Goal
Scan the listing below. Report each line that includes "NATIONAL".

Data excerpts
────────────────────
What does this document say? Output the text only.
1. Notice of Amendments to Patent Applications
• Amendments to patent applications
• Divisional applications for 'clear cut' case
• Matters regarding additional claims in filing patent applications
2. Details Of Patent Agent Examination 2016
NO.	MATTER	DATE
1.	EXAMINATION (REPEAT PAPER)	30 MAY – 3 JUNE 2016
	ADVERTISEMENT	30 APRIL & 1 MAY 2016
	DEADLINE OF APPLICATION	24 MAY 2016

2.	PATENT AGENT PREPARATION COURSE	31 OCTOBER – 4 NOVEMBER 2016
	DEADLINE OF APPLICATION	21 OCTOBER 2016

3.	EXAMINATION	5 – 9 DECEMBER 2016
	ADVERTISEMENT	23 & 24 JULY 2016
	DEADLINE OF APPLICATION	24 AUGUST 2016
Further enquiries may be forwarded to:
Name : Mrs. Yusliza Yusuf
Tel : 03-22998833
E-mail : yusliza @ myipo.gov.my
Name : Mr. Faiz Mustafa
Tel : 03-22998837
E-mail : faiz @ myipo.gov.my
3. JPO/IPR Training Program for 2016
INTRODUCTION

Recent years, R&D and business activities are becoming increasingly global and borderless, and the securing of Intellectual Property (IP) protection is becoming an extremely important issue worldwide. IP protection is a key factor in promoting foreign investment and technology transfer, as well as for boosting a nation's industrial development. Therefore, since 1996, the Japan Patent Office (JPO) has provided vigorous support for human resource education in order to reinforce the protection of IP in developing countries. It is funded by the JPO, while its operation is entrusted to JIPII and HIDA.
────────────────────
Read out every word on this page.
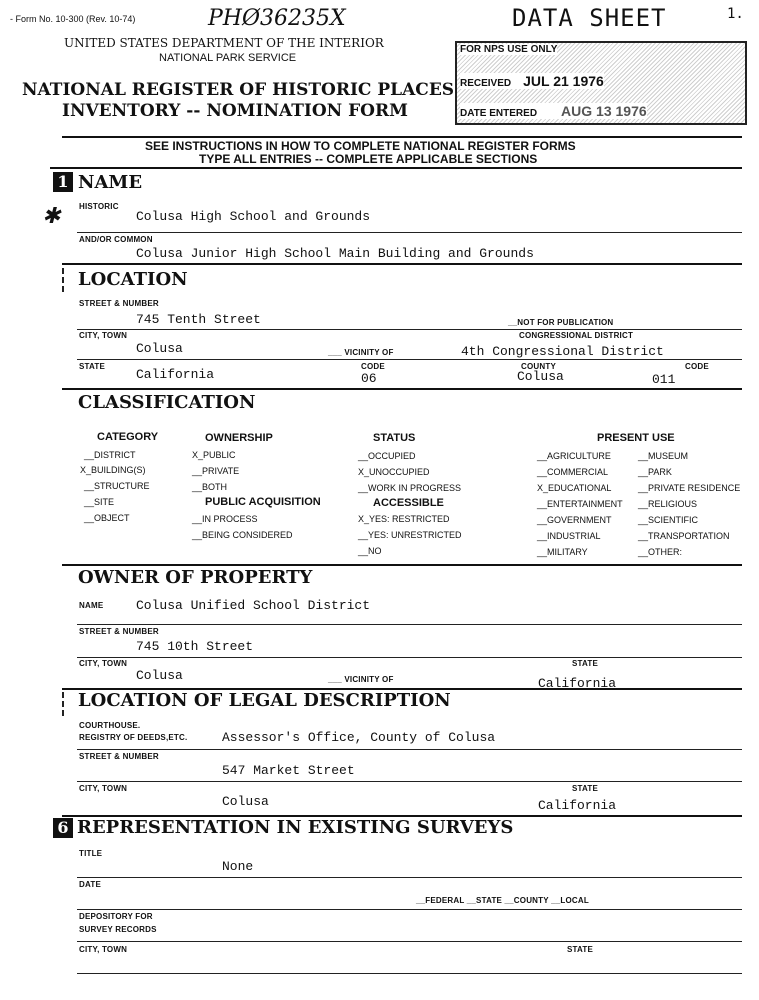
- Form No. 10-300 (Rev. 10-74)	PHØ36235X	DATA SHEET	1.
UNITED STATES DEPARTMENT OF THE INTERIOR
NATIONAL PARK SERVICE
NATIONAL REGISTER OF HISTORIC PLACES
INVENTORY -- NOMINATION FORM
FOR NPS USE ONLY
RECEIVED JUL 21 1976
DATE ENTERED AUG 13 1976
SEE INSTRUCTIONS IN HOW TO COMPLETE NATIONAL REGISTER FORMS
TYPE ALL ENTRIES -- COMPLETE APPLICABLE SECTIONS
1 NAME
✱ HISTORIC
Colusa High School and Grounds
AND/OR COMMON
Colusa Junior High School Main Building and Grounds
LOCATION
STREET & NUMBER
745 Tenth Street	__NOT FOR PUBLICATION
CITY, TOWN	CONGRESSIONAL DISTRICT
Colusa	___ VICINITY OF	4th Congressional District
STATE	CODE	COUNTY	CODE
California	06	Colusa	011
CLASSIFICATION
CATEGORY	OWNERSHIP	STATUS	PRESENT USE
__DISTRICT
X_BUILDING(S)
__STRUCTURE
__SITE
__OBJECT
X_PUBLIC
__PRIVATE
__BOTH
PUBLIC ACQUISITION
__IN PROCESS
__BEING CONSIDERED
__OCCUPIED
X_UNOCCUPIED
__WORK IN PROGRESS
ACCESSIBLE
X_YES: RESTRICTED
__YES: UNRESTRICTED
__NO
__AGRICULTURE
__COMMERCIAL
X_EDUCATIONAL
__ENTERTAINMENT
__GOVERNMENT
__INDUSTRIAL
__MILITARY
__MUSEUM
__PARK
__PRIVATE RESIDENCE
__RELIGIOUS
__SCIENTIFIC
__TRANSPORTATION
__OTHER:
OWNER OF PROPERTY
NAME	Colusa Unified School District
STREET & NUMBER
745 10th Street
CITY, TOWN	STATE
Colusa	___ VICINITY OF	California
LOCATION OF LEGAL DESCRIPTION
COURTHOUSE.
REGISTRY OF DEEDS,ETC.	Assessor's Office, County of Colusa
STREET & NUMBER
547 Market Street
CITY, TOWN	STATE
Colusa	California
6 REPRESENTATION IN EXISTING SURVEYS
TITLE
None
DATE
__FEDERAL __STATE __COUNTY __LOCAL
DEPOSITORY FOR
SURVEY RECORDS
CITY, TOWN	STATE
────────────────────
Completed exercise
NATIONAL PARK SERVICE
NATIONAL REGISTER OF HISTORIC PLACES
SEE INSTRUCTIONS IN HOW TO COMPLETE NATIONAL REGISTER FORMS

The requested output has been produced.